◆ Written exercise:
Quote the stretch of the South Island poetry tour account from "About 40 people" through "the Grainstore Gallery.".

◆ Extract to read:

<<<<

There’s a running gag that the Wellington poetry scene consists of about 10 people: the five reading and the five listening, then the next week everyone swaps roles, and so on. This is a bit of a disservice to the vibrant poetic landscape we have in the capital, but it touches on why three wide-eyed poets – Rebecca Hawkes, Claudia Jardine, and myself – decided to undertake a poetry-reading tour across the South Island earlier this month, emulating the Sam Hunt and Gary McCormick tours of old. Choirs will always be there to be preached to, but nothing beats playing poetry missionary, converting the reluctant and meeting the fans and aficionados who simply don’t get the opportunities to see as much live poetry due to geographical inconvenience. Plus, we thought we might get a Speight’s, a crayfish and some cheese rolls out of it.
We all grew up in the South, and returned on a Friday, with the first order of business soaking in a spa at Claudia’s place while gazing over the Canterbury frost and deciding that yes, a young Gary McCormick was quite fuckable. Then we headed to the local rock shop, where Rebecca stocked up on semi-precious stones. It was the first of many rock shop stops on the tour.
Our Christchurch gig wasn’t until 10pm so we killed a couple of hours at the local comedy club, sitting through two hours of open mic comics. In hindsight this was a mistake. As someone in our tour party mentioned, at a certain point after you see 12 Gen X men get up on stage and joke about not eating pussy, you start to believe them. But if nothing else it gave us the confidence we needed to kick off our first show, and it went off without a hitch.
About 40 people piled into Little Andromeda theatre to watch us as a part of the magnificent Ray Shipley’s late night poetry hour. It was a remarkable feeling to read from our respective new books for the first time on the road – only slightly dampened by the fact that the crowd turn out to be tight-asses who don’t buy many books, although the show ended close to midnight so maybe I shouldn’t be so harsh.
We hit the road early the next day and made it as far as Rakaia. In Canterbury it’s illegal to drive through Rakaia and not stop for photos with the giant salmon. We duly abided, and arrived that afternoon in Oamaru to prepare for our matinee show at the Grainstore Gallery.

>>>>

◆ Record set:
<<<<

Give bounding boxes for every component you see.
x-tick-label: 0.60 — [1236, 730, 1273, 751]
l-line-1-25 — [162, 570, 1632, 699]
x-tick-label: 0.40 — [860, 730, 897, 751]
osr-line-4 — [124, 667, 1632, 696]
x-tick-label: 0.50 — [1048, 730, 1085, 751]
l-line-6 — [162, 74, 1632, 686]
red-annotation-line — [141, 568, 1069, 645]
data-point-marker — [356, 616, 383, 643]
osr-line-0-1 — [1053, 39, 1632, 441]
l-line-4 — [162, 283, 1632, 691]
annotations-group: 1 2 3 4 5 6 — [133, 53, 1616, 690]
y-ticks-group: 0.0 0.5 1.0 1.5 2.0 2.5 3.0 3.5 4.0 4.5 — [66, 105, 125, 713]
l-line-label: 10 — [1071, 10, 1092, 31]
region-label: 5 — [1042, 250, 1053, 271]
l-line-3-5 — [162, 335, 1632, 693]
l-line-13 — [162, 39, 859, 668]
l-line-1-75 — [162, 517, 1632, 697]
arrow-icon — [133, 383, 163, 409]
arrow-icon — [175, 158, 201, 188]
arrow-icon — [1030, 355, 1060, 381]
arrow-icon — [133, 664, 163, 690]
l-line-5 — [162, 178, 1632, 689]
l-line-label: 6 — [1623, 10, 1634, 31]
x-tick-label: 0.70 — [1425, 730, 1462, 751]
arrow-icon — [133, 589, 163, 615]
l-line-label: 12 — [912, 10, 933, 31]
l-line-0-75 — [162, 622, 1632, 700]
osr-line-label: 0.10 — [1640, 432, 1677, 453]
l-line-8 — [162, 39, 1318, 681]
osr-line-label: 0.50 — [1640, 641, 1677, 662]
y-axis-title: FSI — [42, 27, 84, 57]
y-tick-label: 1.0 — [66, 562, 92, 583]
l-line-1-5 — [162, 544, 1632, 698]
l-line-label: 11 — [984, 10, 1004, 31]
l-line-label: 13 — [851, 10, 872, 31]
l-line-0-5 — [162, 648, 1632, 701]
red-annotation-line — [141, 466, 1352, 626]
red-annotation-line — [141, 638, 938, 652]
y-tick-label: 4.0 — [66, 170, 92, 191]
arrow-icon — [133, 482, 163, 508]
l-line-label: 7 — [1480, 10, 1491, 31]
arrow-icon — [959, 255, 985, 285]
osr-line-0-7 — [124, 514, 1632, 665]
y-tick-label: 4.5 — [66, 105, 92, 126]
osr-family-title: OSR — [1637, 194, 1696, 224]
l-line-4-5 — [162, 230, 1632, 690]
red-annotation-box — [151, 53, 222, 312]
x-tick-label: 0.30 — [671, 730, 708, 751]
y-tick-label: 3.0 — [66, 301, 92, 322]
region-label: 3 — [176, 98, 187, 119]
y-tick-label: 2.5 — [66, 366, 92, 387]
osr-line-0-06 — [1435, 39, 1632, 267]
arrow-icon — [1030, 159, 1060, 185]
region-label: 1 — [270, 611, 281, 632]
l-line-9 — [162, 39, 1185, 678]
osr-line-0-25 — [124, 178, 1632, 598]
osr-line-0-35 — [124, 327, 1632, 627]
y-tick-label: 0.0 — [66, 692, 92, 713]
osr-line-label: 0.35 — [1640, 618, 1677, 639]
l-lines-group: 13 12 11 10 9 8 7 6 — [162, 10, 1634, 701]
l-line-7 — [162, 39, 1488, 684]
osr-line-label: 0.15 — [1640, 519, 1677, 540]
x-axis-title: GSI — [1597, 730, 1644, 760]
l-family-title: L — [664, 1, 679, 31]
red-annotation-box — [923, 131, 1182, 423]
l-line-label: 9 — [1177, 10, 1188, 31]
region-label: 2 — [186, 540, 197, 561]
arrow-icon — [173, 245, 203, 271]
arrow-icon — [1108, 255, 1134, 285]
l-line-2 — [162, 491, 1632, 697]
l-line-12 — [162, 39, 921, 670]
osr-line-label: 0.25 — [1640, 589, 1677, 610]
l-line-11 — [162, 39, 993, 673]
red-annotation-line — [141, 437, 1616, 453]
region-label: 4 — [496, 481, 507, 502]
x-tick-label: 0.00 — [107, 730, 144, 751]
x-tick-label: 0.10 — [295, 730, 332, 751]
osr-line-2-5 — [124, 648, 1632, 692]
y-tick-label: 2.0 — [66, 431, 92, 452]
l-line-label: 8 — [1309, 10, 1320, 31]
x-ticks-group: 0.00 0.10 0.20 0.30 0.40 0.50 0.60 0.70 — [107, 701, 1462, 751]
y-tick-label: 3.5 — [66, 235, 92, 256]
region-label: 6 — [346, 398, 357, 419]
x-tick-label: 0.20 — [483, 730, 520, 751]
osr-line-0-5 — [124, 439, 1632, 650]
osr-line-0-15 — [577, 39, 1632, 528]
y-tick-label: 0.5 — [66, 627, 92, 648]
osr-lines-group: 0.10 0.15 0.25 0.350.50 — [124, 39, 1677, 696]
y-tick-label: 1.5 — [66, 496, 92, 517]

>>>>

◆ Exercise output:
About 40 people piled into Little Andromeda theatre to watch us as a part of the magnificent Ray Shipley’s late night poetry hour. It was a remarkable feeling to read from our respective new books for the first time on the road – only slightly dampened by the fact that the crowd turn out to be tight-asses who don’t buy many books, although the show ended close to midnight so maybe I shouldn’t be so harsh.
We hit the road early the next day and made it as far as Rakaia. In Canterbury it’s illegal to drive through Rakaia and not stop for photos with the giant salmon. We duly abided, and arrived that afternoon in Oamaru to prepare for our matinee show at the Grainstore Gallery.